* _Input for this task_:
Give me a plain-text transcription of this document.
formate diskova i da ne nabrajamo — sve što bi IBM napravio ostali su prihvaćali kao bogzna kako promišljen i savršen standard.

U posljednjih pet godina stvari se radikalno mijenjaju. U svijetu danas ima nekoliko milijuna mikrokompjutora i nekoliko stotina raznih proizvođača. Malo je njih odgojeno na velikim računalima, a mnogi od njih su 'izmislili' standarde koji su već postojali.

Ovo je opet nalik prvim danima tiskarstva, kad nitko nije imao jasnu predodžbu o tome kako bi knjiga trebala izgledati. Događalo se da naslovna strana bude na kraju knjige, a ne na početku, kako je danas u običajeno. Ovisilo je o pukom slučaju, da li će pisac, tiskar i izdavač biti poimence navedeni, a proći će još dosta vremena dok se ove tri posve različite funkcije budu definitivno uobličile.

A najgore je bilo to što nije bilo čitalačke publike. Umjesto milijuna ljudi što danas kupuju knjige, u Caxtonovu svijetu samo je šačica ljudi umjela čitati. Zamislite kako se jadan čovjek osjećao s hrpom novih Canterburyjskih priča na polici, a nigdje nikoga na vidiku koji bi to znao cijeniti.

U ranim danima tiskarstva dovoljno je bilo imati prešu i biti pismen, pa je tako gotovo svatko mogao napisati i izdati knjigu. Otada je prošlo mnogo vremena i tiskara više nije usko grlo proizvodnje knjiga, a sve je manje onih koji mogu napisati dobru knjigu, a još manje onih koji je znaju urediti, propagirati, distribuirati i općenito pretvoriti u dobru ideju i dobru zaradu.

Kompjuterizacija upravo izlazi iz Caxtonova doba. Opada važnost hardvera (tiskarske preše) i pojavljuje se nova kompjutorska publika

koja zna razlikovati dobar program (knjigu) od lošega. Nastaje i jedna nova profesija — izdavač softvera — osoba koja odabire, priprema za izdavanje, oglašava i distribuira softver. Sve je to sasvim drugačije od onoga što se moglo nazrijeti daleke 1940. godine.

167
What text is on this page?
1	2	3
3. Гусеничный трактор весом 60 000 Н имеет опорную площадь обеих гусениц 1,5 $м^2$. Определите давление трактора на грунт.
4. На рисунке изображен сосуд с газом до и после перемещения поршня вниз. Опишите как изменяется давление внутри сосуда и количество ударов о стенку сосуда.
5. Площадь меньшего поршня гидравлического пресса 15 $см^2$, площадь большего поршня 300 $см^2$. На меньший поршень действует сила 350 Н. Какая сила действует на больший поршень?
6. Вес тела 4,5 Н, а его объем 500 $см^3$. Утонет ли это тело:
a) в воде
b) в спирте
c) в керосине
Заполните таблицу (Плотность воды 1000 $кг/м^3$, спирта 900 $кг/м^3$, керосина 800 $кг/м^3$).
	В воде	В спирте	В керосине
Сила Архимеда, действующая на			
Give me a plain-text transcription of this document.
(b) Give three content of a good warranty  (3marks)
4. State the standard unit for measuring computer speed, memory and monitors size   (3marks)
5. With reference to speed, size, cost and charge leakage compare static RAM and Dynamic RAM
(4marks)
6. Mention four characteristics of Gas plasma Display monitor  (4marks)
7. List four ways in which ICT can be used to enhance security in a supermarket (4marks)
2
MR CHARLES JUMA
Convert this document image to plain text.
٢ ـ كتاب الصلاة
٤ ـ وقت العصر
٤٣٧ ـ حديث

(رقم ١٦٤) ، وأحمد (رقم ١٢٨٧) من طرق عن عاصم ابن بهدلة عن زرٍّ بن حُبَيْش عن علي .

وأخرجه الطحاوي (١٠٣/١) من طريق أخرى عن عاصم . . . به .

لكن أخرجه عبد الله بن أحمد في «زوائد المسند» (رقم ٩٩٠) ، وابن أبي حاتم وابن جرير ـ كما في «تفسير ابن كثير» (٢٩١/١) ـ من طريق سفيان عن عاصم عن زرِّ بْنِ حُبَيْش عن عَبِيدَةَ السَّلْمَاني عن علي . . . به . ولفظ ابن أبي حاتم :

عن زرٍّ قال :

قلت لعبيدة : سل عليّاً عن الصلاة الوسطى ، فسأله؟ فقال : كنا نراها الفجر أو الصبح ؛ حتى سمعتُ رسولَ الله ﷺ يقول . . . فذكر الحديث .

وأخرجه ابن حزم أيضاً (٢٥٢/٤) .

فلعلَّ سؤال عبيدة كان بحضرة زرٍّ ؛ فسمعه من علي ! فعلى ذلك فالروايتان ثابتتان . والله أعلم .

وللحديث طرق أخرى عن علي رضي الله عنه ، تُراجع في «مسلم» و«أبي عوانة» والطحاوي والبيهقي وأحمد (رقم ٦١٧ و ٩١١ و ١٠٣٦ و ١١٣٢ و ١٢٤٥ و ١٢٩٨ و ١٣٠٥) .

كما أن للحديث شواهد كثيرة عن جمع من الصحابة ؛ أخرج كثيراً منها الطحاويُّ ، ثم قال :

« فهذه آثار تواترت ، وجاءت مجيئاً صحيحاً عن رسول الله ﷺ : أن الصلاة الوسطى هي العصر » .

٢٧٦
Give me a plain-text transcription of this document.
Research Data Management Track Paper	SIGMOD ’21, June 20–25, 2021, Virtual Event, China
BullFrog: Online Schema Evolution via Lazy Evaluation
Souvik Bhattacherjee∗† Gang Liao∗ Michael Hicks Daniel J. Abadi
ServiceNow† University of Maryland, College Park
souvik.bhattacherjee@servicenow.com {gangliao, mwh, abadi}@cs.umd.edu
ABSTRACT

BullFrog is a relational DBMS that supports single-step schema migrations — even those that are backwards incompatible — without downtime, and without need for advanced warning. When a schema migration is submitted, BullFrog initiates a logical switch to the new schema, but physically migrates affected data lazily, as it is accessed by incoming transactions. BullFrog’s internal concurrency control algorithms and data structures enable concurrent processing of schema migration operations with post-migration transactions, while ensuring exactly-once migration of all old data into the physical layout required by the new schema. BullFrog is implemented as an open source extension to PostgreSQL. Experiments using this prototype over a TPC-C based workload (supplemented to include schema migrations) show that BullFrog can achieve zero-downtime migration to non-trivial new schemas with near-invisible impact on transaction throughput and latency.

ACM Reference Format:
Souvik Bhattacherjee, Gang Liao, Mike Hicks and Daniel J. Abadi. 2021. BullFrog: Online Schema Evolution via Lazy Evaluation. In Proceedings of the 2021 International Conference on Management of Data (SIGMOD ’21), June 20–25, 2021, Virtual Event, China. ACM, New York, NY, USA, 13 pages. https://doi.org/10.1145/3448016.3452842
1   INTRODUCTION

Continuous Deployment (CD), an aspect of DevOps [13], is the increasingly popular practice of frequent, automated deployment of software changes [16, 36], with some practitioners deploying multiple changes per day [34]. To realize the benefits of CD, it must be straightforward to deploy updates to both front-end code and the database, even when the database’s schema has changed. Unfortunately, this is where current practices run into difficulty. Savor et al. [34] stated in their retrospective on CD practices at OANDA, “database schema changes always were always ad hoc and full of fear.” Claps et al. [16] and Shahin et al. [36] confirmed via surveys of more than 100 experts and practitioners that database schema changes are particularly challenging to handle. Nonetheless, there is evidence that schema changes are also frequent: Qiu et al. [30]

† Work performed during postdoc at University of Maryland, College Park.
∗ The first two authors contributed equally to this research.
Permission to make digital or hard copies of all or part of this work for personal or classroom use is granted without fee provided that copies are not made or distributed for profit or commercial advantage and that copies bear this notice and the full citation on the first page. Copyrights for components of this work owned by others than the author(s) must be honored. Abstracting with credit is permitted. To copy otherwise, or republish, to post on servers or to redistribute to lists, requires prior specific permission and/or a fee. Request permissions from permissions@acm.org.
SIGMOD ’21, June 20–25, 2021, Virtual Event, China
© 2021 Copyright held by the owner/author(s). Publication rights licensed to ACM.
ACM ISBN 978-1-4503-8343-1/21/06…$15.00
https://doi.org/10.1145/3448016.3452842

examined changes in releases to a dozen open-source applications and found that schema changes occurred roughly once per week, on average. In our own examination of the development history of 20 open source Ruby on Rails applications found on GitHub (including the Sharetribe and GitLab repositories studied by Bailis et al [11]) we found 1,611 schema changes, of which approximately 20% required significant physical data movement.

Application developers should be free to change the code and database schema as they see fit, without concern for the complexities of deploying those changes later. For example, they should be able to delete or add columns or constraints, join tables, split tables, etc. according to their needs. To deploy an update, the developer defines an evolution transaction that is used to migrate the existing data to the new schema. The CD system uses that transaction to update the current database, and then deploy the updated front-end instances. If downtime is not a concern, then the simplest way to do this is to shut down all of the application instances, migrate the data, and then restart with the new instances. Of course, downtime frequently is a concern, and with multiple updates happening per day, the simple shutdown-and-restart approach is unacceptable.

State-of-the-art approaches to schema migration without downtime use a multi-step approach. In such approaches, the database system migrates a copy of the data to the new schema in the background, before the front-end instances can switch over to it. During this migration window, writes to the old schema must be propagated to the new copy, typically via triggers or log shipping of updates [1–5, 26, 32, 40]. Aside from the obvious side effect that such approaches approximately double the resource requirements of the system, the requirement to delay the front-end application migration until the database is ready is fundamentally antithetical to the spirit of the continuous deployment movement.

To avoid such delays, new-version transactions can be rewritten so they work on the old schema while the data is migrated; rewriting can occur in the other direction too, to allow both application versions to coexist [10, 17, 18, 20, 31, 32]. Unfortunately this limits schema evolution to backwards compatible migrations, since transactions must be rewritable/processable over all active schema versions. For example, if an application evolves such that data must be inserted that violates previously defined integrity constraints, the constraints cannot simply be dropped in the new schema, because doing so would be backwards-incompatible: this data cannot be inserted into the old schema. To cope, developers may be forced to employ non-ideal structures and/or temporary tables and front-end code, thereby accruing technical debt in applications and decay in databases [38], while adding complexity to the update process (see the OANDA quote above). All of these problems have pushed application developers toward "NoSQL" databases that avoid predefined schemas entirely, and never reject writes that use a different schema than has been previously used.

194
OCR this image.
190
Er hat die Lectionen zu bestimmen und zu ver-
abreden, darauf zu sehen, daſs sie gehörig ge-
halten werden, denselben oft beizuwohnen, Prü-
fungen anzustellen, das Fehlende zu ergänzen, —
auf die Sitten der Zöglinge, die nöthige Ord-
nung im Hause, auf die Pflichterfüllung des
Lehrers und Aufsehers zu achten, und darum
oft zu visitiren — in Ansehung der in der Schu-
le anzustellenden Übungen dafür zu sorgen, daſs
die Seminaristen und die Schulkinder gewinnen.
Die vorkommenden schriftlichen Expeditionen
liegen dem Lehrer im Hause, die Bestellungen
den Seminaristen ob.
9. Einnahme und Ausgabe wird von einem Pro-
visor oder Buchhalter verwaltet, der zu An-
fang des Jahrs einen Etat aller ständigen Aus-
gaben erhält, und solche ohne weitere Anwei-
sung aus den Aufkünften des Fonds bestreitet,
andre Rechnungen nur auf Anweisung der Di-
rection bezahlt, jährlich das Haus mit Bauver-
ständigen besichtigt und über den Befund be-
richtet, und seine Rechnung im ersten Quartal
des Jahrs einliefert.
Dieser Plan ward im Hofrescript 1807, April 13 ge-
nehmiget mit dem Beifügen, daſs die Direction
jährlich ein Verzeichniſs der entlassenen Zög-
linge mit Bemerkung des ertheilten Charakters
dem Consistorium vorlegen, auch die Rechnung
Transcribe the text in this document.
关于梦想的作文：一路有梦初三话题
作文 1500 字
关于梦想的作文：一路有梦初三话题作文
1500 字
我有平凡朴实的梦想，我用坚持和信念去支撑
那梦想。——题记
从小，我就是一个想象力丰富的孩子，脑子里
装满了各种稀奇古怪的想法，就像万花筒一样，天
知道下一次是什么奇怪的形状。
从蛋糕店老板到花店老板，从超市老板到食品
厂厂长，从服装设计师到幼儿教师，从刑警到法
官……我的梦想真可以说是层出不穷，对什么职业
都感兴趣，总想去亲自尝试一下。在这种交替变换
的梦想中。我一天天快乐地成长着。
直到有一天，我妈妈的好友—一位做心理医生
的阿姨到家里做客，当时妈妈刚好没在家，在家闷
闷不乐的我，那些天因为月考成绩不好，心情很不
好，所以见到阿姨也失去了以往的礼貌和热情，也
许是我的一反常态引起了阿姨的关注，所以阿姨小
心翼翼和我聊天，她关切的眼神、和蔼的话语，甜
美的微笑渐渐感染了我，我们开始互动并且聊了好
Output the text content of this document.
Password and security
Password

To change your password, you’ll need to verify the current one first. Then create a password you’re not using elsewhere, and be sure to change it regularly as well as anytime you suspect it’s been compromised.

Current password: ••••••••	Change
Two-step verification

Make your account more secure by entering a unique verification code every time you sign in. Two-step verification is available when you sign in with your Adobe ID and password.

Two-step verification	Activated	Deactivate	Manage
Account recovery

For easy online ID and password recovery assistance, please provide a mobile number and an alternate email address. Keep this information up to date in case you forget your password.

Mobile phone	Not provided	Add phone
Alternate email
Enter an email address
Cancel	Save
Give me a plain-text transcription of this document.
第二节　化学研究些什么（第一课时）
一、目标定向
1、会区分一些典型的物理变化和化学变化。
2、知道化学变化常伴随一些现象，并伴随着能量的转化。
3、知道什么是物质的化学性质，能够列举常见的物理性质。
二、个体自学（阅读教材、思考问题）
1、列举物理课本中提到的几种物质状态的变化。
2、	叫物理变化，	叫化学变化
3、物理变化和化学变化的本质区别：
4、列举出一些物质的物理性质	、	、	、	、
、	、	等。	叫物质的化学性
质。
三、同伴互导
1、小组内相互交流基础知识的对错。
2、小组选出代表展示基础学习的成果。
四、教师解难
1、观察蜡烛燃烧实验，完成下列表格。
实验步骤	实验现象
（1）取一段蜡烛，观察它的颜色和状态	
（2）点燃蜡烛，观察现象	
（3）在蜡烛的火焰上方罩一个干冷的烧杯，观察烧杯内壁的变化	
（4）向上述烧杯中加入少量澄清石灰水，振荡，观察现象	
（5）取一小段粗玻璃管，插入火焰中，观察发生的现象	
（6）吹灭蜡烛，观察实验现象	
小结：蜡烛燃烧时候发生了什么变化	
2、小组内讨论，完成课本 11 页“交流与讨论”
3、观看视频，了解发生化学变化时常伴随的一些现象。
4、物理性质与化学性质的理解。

* _Directions_: Exactly and only the lines from the one containing "Output the text content of this document." through the end of the material are to be reproduced, both ends included.

* _Reply to the task_:
Output the text content of this document.
Password and security
Password

To change your password, you’ll need to verify the current one first. Then create a password you’re not using elsewhere, and be sure to change it regularly as well as anytime you suspect it’s been compromised.

Current password: ••••••••	Change
Two-step verification

Make your account more secure by entering a unique verification code every time you sign in. Two-step verification is available when you sign in with your Adobe ID and password.

Two-step verification	Activated	Deactivate	Manage
Account recovery

For easy online ID and password recovery assistance, please provide a mobile number and an alternate email address. Keep this information up to date in case you forget your password.

Mobile phone	Not provided	Add phone
Alternate email
Enter an email address
Cancel	Save
Give me a plain-text transcription of this document.
第二节　化学研究些什么（第一课时）
一、目标定向
1、会区分一些典型的物理变化和化学变化。
2、知道化学变化常伴随一些现象，并伴随着能量的转化。
3、知道什么是物质的化学性质，能够列举常见的物理性质。
二、个体自学（阅读教材、思考问题）
1、列举物理课本中提到的几种物质状态的变化。
2、	叫物理变化，	叫化学变化
3、物理变化和化学变化的本质区别：
4、列举出一些物质的物理性质	、	、	、	、
、	、	等。	叫物质的化学性
质。
三、同伴互导
1、小组内相互交流基础知识的对错。
2、小组选出代表展示基础学习的成果。
四、教师解难
1、观察蜡烛燃烧实验，完成下列表格。
实验步骤	实验现象
（1）取一段蜡烛，观察它的颜色和状态	
（2）点燃蜡烛，观察现象	
（3）在蜡烛的火焰上方罩一个干冷的烧杯，观察烧杯内壁的变化	
（4）向上述烧杯中加入少量澄清石灰水，振荡，观察现象	
（5）取一小段粗玻璃管，插入火焰中，观察发生的现象	
（6）吹灭蜡烛，观察实验现象	
小结：蜡烛燃烧时候发生了什么变化	
2、小组内讨论，完成课本 11 页“交流与讨论”
3、观看视频，了解发生化学变化时常伴随的一些现象。
4、物理性质与化学性质的理解。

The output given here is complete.